Extracted data:
§ §
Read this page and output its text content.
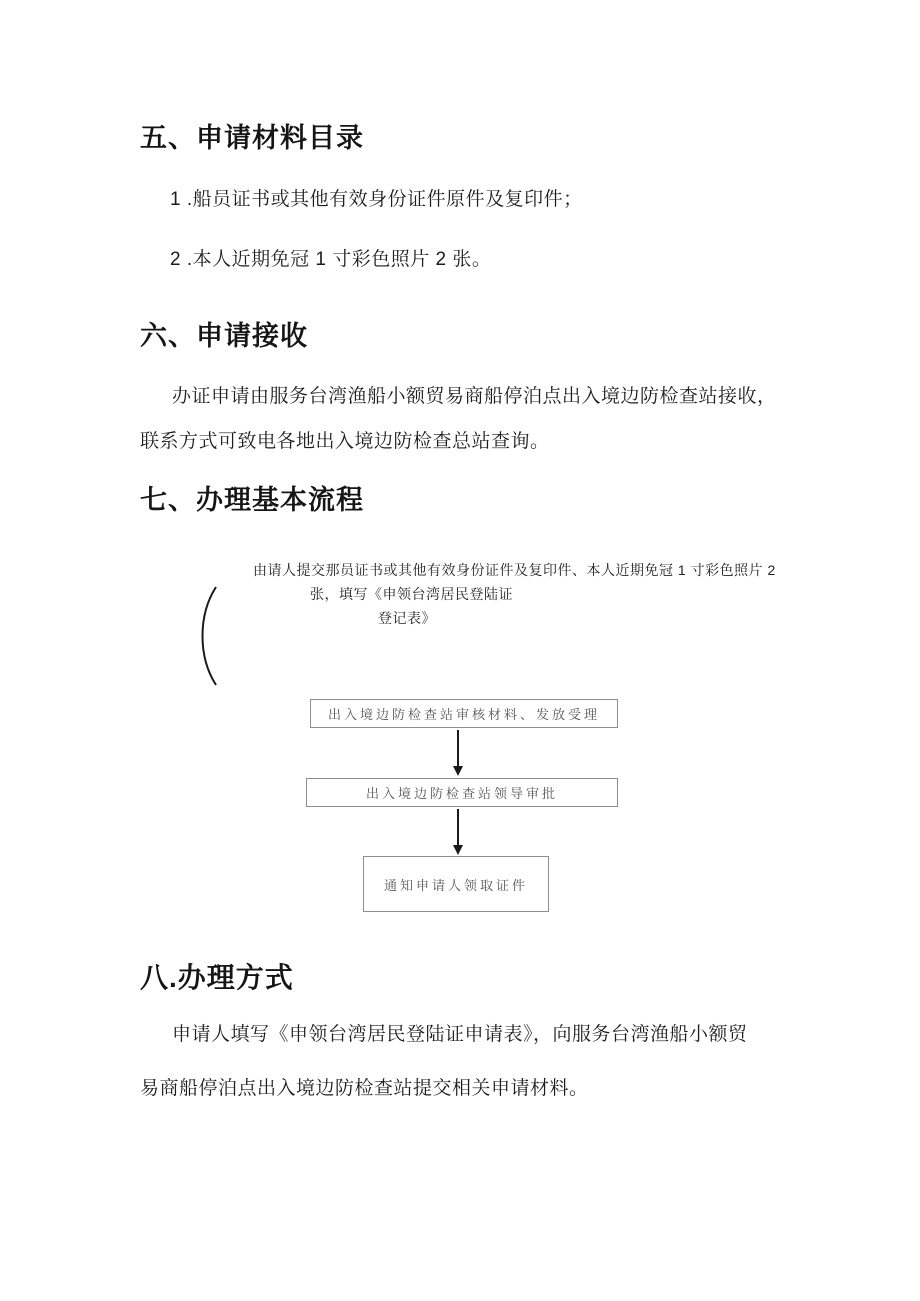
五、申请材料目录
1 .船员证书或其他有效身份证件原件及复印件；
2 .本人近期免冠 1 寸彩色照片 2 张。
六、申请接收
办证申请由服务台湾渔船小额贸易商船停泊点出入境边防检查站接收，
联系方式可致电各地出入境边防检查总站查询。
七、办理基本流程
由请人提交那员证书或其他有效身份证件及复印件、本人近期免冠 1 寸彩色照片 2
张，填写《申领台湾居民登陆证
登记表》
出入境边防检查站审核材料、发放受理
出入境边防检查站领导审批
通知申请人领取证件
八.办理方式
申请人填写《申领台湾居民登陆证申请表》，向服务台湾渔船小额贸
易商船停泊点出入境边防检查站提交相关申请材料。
§ §
Request:
Repeat the preceding records precisely, and leave every picture out of the copy.

Answer to the exercise:
Read this page and output its text content.
五、申请材料目录
1 .船员证书或其他有效身份证件原件及复印件；
2 .本人近期免冠 1 寸彩色照片 2 张。
六、申请接收
办证申请由服务台湾渔船小额贸易商船停泊点出入境边防检查站接收，
联系方式可致电各地出入境边防检查总站查询。
七、办理基本流程
由请人提交那员证书或其他有效身份证件及复印件、本人近期免冠 1 寸彩色照片 2
张，填写《申领台湾居民登陆证
登记表》
出入境边防检查站审核材料、发放受理
出入境边防检查站领导审批
通知申请人领取证件
八.办理方式
申请人填写《申领台湾居民登陆证申请表》，向服务台湾渔船小额贸
易商船停泊点出入境边防检查站提交相关申请材料。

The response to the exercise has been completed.